Print out every one of the rows below, reproducing each line word for word.

***** THE DATA

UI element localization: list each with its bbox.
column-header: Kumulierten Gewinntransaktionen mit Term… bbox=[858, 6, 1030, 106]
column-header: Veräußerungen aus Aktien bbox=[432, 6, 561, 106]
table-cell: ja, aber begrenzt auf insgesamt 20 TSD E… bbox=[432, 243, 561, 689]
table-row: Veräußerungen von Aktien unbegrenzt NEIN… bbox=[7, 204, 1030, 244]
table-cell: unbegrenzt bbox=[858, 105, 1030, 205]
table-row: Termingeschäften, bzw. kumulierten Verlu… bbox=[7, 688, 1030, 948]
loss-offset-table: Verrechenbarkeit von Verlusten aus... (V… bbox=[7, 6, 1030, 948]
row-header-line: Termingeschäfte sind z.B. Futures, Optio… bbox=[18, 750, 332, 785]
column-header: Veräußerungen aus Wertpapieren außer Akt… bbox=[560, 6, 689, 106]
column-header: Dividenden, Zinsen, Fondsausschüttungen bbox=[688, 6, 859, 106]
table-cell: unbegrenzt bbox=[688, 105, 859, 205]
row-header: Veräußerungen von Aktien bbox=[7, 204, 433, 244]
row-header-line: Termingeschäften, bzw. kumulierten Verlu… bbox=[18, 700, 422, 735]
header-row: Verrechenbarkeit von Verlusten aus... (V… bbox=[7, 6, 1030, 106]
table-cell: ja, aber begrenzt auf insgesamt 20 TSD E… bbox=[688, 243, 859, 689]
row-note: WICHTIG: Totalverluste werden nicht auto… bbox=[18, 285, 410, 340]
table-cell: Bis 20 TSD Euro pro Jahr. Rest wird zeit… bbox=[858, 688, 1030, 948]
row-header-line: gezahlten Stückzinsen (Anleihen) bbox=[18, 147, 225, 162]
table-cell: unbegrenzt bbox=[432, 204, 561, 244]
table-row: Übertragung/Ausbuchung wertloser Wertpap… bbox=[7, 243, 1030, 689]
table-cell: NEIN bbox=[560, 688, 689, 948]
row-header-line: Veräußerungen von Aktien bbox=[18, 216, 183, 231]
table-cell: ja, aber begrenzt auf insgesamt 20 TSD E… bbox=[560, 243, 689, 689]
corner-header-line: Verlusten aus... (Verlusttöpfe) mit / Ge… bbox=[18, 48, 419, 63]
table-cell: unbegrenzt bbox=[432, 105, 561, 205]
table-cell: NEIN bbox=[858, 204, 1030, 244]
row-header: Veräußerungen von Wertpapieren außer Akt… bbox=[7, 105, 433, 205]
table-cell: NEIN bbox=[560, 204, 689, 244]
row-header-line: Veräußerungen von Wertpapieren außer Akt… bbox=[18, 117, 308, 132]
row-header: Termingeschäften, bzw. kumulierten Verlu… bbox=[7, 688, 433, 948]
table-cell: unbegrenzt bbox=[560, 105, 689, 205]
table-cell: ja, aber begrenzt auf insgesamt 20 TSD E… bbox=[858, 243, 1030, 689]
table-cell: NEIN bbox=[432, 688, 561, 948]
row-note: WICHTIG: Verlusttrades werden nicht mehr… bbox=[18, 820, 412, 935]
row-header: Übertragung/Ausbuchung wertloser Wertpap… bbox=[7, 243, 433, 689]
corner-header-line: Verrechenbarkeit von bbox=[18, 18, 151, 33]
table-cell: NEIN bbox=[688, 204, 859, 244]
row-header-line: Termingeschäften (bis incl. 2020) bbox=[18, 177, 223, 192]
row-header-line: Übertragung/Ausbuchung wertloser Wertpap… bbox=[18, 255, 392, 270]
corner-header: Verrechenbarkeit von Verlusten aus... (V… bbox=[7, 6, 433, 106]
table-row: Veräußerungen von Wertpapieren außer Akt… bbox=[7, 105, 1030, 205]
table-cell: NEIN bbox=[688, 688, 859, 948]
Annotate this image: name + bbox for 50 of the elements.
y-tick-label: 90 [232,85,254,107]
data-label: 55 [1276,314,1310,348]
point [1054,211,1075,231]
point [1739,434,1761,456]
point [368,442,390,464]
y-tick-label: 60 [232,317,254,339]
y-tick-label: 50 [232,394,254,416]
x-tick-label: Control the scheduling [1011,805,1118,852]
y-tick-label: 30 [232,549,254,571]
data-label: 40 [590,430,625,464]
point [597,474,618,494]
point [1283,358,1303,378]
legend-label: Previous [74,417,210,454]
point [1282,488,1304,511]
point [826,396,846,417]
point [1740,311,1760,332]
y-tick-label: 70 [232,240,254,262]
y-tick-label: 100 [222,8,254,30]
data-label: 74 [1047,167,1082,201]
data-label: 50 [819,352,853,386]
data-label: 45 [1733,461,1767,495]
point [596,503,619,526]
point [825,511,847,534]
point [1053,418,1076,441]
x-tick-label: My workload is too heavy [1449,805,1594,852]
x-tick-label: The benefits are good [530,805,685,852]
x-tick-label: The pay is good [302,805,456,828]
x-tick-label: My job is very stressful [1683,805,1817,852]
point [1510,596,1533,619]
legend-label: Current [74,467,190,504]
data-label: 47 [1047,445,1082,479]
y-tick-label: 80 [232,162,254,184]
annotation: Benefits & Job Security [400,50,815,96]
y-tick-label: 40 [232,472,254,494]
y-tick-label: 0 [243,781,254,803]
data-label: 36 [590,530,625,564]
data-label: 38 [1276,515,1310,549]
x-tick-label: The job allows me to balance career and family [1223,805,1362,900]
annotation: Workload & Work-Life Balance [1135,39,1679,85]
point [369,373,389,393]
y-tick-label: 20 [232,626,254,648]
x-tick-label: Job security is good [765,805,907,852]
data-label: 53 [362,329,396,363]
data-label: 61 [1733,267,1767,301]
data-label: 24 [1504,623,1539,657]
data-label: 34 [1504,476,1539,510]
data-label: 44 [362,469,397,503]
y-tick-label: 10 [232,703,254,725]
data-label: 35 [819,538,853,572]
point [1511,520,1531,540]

**********

§ SOLUTION TO THIS TASK:
UI element localization: list each with its bbox.
column-header: Kumulierten Gewinntransaktionen mit Term… bbox=[858, 6, 1030, 106]
column-header: Veräußerungen aus Aktien bbox=[432, 6, 561, 106]
table-cell: ja, aber begrenzt auf insgesamt 20 TSD E… bbox=[432, 243, 561, 689]
table-row: Veräußerungen von Aktien unbegrenzt NEIN… bbox=[7, 204, 1030, 244]
table-cell: unbegrenzt bbox=[858, 105, 1030, 205]
table-row: Termingeschäften, bzw. kumulierten Verlu… bbox=[7, 688, 1030, 948]
loss-offset-table: Verrechenbarkeit von Verlusten aus... (V… bbox=[7, 6, 1030, 948]
row-header-line: Termingeschäfte sind z.B. Futures, Optio… bbox=[18, 750, 332, 785]
column-header: Veräußerungen aus Wertpapieren außer Akt… bbox=[560, 6, 689, 106]
column-header: Dividenden, Zinsen, Fondsausschüttungen bbox=[688, 6, 859, 106]
table-cell: unbegrenzt bbox=[688, 105, 859, 205]
row-header: Veräußerungen von Aktien bbox=[7, 204, 433, 244]
row-header-line: Termingeschäften, bzw. kumulierten Verlu… bbox=[18, 700, 422, 735]
header-row: Verrechenbarkeit von Verlusten aus... (V… bbox=[7, 6, 1030, 106]
table-cell: ja, aber begrenzt auf insgesamt 20 TSD E… bbox=[688, 243, 859, 689]
row-note: WICHTIG: Totalverluste werden nicht auto… bbox=[18, 285, 410, 340]
table-cell: Bis 20 TSD Euro pro Jahr. Rest wird zeit… bbox=[858, 688, 1030, 948]
row-header-line: gezahlten Stückzinsen (Anleihen) bbox=[18, 147, 225, 162]
table-cell: unbegrenzt bbox=[432, 204, 561, 244]
table-row: Übertragung/Ausbuchung wertloser Wertpap… bbox=[7, 243, 1030, 689]
table-cell: NEIN bbox=[560, 688, 689, 948]
row-header-line: Veräußerungen von Aktien bbox=[18, 216, 183, 231]
table-cell: ja, aber begrenzt auf insgesamt 20 TSD E… bbox=[560, 243, 689, 689]
corner-header-line: Verlusten aus... (Verlusttöpfe) mit / Ge… bbox=[18, 48, 419, 63]
table-cell: unbegrenzt bbox=[432, 105, 561, 205]
table-cell: NEIN bbox=[858, 204, 1030, 244]
row-header: Veräußerungen von Wertpapieren außer Akt… bbox=[7, 105, 433, 205]
table-cell: NEIN bbox=[560, 204, 689, 244]
row-header-line: Veräußerungen von Wertpapieren außer Akt… bbox=[18, 117, 308, 132]
row-header: Termingeschäften, bzw. kumulierten Verlu… bbox=[7, 688, 433, 948]
table-cell: unbegrenzt bbox=[560, 105, 689, 205]
table-cell: ja, aber begrenzt auf insgesamt 20 TSD E… bbox=[858, 243, 1030, 689]
table-cell: NEIN bbox=[432, 688, 561, 948]
row-note: WICHTIG: Verlusttrades werden nicht mehr… bbox=[18, 820, 412, 935]
row-header: Übertragung/Ausbuchung wertloser Wertpap… bbox=[7, 243, 433, 689]
corner-header-line: Verrechenbarkeit von bbox=[18, 18, 151, 33]
table-cell: NEIN bbox=[688, 204, 859, 244]
row-header-line: Termingeschäften (bis incl. 2020) bbox=[18, 177, 223, 192]
row-header-line: Übertragung/Ausbuchung wertloser Wertpap… bbox=[18, 255, 392, 270]
corner-header: Verrechenbarkeit von Verlusten aus... (V… bbox=[7, 6, 433, 106]
table-row: Veräußerungen von Wertpapieren außer Akt… bbox=[7, 105, 1030, 205]
table-cell: NEIN bbox=[688, 688, 859, 948]
Annotate this image: name + bbox for 50 of the elements.
y-tick-label: 90 [232,85,254,107]
data-label: 55 [1276,314,1310,348]
point [1054,211,1075,231]
point [1739,434,1761,456]
point [368,442,390,464]
y-tick-label: 60 [232,317,254,339]
y-tick-label: 50 [232,394,254,416]
x-tick-label: Control the scheduling [1011,805,1118,852]
y-tick-label: 30 [232,549,254,571]
data-label: 40 [590,430,625,464]
point [597,474,618,494]
point [1283,358,1303,378]
legend-label: Previous [74,417,210,454]
point [1282,488,1304,511]
point [826,396,846,417]
point [1740,311,1760,332]
y-tick-label: 70 [232,240,254,262]
y-tick-label: 100 [222,8,254,30]
data-label: 74 [1047,167,1082,201]
data-label: 50 [819,352,853,386]
data-label: 45 [1733,461,1767,495]
point [596,503,619,526]
point [825,511,847,534]
point [1053,418,1076,441]
x-tick-label: My workload is too heavy [1449,805,1594,852]
x-tick-label: The benefits are good [530,805,685,852]
x-tick-label: The pay is good [302,805,456,828]
x-tick-label: My job is very stressful [1683,805,1817,852]
point [1510,596,1533,619]
legend-label: Current [74,467,190,504]
data-label: 47 [1047,445,1082,479]
y-tick-label: 80 [232,162,254,184]
annotation: Benefits & Job Security [400,50,815,96]
y-tick-label: 40 [232,472,254,494]
y-tick-label: 0 [243,781,254,803]
data-label: 36 [590,530,625,564]
data-label: 38 [1276,515,1310,549]
x-tick-label: The job allows me to balance career and family [1223,805,1362,900]
annotation: Workload & Work-Life Balance [1135,39,1679,85]
point [369,373,389,393]
y-tick-label: 20 [232,626,254,648]
x-tick-label: Job security is good [765,805,907,852]
data-label: 53 [362,329,396,363]
data-label: 61 [1733,267,1767,301]
data-label: 24 [1504,623,1539,657]
data-label: 34 [1504,476,1539,510]
data-label: 44 [362,469,397,503]
y-tick-label: 10 [232,703,254,725]
data-label: 35 [819,538,853,572]
point [1511,520,1531,540]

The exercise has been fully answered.